In the listing below, locate the lines bearing the word "Verifica". Copy every one of them.

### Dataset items
· · ·

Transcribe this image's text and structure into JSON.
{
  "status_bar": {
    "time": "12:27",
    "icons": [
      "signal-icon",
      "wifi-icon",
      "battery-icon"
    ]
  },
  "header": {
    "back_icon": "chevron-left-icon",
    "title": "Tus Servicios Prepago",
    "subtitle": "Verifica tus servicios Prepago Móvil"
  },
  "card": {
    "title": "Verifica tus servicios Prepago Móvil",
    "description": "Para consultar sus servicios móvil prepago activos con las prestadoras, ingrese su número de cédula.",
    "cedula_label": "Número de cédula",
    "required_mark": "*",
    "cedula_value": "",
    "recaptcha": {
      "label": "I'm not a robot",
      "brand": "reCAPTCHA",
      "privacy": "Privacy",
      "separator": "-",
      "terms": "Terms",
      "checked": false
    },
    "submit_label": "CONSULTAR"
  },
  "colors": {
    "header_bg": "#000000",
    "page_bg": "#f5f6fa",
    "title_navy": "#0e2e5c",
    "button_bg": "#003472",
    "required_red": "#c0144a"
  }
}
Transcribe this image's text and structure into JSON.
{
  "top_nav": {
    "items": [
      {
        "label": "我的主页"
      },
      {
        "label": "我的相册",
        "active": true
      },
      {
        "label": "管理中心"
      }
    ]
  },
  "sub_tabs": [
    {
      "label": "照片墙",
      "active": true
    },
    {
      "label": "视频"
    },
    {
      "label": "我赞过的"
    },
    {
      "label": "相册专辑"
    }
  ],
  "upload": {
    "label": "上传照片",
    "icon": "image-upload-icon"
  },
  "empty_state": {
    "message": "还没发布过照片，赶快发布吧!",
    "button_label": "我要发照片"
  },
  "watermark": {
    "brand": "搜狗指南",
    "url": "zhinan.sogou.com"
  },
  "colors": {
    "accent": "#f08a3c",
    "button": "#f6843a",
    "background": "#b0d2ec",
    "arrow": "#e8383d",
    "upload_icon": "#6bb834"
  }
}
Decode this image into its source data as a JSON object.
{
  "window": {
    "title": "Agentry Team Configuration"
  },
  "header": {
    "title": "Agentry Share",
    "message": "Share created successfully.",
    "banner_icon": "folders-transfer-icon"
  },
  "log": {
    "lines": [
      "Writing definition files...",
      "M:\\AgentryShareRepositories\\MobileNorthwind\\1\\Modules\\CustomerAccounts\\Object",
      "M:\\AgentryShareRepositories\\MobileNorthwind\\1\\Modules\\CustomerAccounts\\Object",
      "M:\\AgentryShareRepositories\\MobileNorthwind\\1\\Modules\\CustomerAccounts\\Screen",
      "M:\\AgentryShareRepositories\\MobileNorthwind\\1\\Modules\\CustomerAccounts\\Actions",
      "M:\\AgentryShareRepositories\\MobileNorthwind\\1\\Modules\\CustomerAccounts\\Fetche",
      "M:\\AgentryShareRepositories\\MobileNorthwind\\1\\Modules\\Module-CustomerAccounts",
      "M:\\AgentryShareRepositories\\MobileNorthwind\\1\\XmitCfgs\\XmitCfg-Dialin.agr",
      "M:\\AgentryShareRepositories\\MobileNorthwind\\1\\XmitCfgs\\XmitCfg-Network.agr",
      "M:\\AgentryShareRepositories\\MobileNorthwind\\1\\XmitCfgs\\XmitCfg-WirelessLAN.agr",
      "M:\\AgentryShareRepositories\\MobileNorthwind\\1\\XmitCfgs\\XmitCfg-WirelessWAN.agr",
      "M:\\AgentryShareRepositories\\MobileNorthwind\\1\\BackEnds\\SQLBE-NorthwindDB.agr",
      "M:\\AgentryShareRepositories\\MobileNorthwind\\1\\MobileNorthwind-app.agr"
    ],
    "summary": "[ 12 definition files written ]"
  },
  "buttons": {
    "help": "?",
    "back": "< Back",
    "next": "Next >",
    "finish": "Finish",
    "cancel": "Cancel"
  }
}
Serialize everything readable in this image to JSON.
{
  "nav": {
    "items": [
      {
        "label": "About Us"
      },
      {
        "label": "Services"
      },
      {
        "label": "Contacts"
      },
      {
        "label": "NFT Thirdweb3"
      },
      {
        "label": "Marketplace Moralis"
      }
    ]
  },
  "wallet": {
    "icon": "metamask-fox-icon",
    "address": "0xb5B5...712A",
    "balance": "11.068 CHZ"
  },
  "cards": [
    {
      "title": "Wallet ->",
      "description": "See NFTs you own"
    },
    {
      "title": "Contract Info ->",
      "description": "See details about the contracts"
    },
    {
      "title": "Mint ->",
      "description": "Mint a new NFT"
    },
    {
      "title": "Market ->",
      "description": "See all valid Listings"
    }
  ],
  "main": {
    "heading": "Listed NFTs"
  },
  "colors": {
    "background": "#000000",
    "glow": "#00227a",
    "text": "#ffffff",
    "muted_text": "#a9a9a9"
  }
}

· · ·

### RESPONSE BELOW
    "subtitle": "Verifica tus servicios Prepago Móvil"
    "title": "Verifica tus servicios Prepago Móvil",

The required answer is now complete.